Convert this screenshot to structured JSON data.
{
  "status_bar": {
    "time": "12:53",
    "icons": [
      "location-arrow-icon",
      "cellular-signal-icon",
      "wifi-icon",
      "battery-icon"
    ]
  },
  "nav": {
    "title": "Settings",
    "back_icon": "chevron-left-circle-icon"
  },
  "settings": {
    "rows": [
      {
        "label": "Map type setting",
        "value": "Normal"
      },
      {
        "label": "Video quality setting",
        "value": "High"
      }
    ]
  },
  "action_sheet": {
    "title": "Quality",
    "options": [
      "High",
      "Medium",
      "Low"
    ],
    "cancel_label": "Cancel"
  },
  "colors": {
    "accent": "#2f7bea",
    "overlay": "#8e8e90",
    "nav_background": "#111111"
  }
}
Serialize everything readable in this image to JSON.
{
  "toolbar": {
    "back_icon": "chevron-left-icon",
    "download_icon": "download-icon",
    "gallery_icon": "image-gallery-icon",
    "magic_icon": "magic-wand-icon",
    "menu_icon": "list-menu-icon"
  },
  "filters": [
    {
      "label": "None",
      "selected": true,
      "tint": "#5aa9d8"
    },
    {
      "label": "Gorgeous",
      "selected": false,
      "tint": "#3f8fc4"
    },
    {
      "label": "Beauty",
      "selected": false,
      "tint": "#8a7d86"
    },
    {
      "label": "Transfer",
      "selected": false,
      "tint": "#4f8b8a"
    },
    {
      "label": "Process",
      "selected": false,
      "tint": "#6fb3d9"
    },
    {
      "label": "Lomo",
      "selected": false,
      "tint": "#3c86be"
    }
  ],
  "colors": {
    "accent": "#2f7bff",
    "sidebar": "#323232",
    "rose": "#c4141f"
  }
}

:::::

From the entries above, copy out every line where the string "this" appears.

Convert this screenshot to structured JSON data.
Serialize everything readable in this image to JSON.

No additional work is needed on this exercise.